Element and box listings:
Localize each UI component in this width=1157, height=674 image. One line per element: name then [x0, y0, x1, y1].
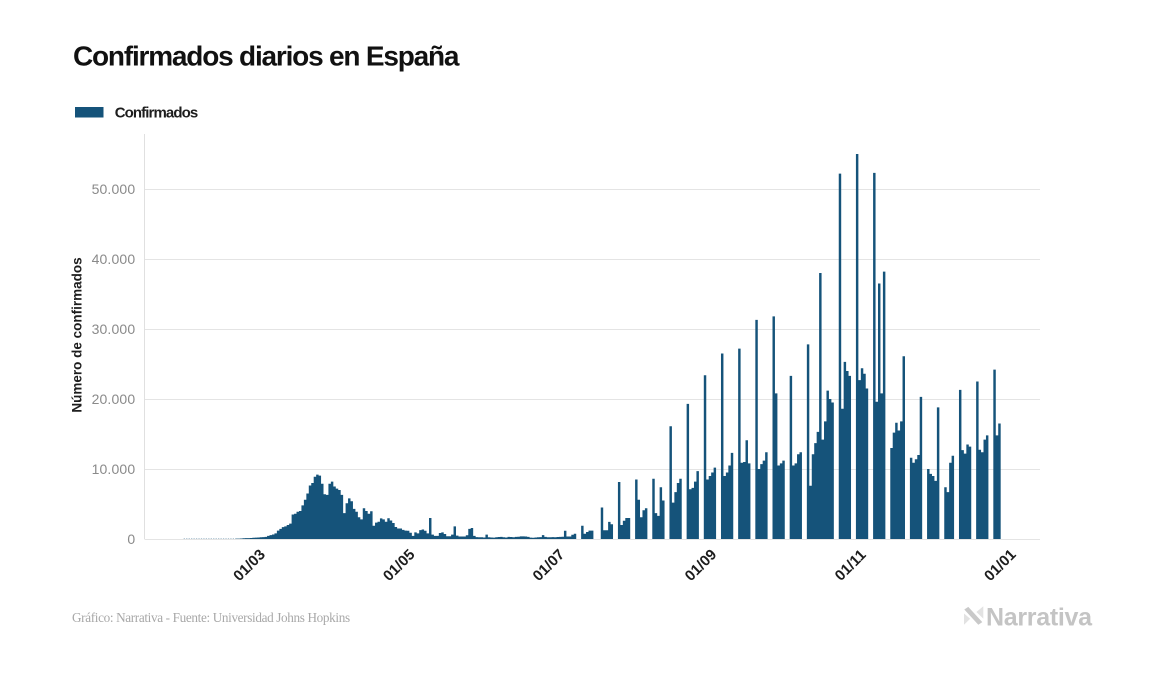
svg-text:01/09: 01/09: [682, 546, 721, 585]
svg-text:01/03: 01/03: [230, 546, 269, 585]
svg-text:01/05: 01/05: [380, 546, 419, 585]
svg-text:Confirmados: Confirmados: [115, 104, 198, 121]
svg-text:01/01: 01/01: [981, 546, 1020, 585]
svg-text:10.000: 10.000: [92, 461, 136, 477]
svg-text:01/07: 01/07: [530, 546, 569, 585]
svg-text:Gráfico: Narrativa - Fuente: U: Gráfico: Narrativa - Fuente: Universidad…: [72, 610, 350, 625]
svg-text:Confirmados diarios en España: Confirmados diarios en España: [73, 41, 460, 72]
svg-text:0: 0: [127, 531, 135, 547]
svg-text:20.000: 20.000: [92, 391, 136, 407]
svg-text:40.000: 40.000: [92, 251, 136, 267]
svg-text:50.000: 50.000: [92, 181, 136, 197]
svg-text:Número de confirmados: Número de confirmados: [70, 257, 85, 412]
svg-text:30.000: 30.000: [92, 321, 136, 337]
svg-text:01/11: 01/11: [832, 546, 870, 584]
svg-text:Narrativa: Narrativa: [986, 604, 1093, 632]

--

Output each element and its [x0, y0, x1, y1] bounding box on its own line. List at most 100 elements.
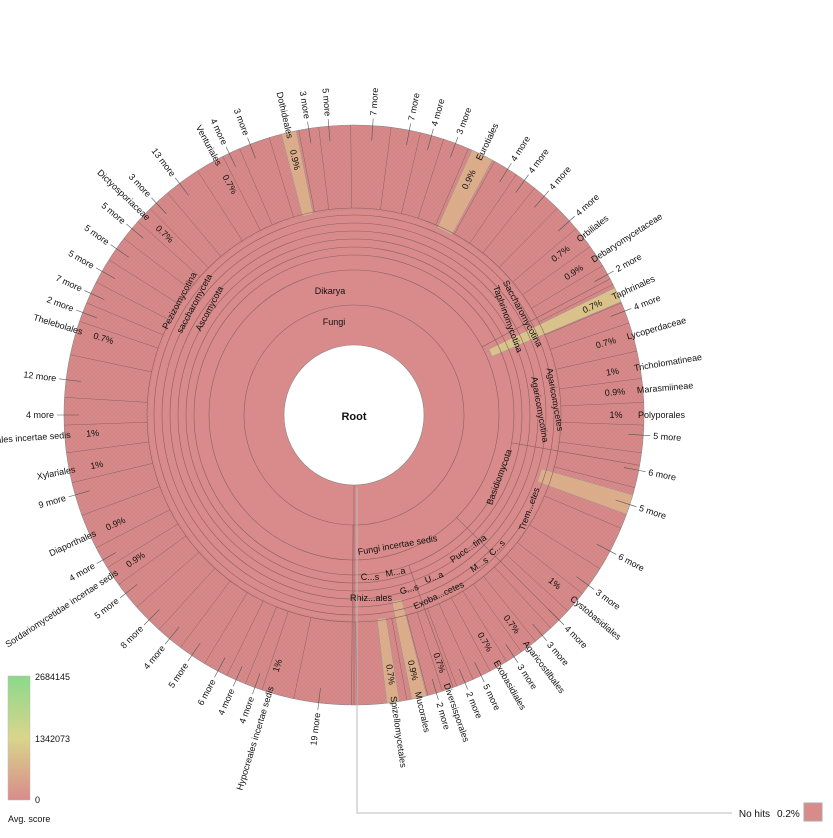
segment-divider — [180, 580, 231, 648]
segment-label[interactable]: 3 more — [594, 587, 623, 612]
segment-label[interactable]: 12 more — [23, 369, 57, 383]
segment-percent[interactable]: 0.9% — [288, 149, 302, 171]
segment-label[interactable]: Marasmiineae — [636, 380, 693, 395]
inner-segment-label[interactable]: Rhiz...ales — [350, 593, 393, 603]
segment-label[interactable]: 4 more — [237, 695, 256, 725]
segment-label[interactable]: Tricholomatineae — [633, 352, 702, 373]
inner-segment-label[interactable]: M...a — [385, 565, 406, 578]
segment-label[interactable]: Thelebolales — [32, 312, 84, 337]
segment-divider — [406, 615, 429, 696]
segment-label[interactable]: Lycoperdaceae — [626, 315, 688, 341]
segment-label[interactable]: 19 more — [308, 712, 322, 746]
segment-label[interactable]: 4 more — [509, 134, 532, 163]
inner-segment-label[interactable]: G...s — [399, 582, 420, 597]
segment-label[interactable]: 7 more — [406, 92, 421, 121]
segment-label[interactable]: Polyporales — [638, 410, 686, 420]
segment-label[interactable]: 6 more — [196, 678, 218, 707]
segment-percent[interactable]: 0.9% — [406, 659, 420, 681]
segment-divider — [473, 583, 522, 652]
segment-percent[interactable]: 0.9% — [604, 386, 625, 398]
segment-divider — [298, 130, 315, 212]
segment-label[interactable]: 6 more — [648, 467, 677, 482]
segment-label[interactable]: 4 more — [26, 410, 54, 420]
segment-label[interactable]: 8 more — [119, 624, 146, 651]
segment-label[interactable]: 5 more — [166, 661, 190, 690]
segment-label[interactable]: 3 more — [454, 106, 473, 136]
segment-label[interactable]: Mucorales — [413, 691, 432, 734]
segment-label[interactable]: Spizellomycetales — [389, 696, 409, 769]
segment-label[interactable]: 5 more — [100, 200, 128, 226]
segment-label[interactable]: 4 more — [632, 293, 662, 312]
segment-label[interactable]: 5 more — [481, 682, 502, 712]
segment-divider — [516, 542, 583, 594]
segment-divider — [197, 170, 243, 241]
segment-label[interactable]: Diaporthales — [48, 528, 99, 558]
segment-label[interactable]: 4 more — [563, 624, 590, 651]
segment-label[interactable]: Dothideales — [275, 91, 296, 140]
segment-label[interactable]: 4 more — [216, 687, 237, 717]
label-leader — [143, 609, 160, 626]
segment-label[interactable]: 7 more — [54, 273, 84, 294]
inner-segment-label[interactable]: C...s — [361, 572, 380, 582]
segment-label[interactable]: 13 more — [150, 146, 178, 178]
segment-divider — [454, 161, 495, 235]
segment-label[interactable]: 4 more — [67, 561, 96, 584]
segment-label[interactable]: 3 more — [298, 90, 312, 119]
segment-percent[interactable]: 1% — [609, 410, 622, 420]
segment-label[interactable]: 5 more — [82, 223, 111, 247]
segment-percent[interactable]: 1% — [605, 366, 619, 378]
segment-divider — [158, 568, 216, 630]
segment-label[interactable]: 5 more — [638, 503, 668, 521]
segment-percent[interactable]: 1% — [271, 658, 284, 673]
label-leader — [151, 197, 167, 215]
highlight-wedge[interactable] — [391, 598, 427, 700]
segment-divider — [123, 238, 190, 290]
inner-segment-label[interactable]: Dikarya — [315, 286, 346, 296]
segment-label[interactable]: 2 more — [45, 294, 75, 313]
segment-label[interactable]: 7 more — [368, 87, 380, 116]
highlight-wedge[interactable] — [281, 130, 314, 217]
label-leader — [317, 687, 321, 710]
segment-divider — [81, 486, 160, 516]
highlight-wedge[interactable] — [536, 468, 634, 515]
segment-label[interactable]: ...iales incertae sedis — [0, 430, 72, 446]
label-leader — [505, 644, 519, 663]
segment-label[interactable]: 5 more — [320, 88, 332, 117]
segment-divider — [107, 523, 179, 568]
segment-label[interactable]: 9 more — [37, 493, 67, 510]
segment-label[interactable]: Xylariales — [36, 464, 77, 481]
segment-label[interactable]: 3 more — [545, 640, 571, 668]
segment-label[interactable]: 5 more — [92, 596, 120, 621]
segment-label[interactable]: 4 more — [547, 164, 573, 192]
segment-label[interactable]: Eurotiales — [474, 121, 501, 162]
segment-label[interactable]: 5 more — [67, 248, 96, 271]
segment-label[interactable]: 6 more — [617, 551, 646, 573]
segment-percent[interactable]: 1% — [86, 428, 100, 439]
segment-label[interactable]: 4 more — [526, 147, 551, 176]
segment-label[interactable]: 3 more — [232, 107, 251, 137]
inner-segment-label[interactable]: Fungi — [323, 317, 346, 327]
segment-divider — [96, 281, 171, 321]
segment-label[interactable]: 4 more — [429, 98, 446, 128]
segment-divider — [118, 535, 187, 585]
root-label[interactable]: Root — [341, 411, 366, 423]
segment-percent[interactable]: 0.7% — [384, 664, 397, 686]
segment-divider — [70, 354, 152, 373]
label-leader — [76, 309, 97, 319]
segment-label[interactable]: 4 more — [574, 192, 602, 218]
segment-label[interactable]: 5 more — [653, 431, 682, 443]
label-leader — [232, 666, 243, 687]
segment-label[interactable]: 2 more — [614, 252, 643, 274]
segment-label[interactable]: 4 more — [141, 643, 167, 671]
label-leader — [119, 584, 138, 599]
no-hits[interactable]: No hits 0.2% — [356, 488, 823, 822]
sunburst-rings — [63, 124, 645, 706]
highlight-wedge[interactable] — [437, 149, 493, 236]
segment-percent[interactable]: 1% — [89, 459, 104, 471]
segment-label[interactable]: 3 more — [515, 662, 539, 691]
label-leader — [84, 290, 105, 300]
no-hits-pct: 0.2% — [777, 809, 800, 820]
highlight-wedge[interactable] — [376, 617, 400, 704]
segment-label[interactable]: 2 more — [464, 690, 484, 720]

---

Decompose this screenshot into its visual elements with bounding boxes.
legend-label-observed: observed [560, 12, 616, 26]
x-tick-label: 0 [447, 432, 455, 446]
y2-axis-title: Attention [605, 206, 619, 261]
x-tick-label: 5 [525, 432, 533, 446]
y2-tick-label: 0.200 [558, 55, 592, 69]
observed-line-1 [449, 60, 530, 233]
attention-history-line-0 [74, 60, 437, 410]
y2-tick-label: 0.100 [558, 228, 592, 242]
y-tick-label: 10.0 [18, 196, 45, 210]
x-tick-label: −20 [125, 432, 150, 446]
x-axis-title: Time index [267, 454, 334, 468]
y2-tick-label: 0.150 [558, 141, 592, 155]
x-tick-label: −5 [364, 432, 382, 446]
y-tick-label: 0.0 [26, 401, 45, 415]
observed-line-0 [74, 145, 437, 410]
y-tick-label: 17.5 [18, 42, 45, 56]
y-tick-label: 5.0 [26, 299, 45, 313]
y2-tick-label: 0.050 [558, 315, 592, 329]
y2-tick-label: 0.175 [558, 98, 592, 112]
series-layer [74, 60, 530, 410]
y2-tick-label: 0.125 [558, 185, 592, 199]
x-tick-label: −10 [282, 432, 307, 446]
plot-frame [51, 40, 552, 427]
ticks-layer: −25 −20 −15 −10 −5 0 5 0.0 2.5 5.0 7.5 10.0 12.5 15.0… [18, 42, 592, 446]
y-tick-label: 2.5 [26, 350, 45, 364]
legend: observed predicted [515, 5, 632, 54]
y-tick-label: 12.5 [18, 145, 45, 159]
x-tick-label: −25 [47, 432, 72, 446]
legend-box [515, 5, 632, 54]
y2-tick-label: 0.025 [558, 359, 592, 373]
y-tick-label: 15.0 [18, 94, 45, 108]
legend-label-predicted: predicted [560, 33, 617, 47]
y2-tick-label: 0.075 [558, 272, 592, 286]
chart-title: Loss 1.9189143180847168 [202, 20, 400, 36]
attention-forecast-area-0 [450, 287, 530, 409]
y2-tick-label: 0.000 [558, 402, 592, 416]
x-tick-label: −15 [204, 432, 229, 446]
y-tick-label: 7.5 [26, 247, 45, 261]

Exercise details: Copy out, character for character, the lines of the material from the line with "segment-divider — [180, 580, 231, 648]" up to and including the line with "segment-label[interactable]: 4 more — [509, 134, 532, 163]". Output only those lines.

Written answer:
segment-divider — [180, 580, 231, 648]
segment-label[interactable]: 3 more — [594, 587, 623, 612]
segment-label[interactable]: 12 more — [23, 369, 57, 383]
segment-percent[interactable]: 0.9% — [288, 149, 302, 171]
segment-label[interactable]: Marasmiineae — [636, 380, 693, 395]
inner-segment-label[interactable]: Rhiz...ales — [350, 593, 393, 603]
segment-label[interactable]: 4 more — [237, 695, 256, 725]
segment-label[interactable]: Tricholomatineae — [633, 352, 702, 373]
inner-segment-label[interactable]: M...a — [385, 565, 406, 578]
segment-label[interactable]: Thelebolales — [32, 312, 84, 337]
segment-divider — [406, 615, 429, 696]
segment-label[interactable]: Lycoperdaceae — [626, 315, 688, 341]
segment-label[interactable]: 19 more — [308, 712, 322, 746]
segment-label[interactable]: 4 more — [509, 134, 532, 163]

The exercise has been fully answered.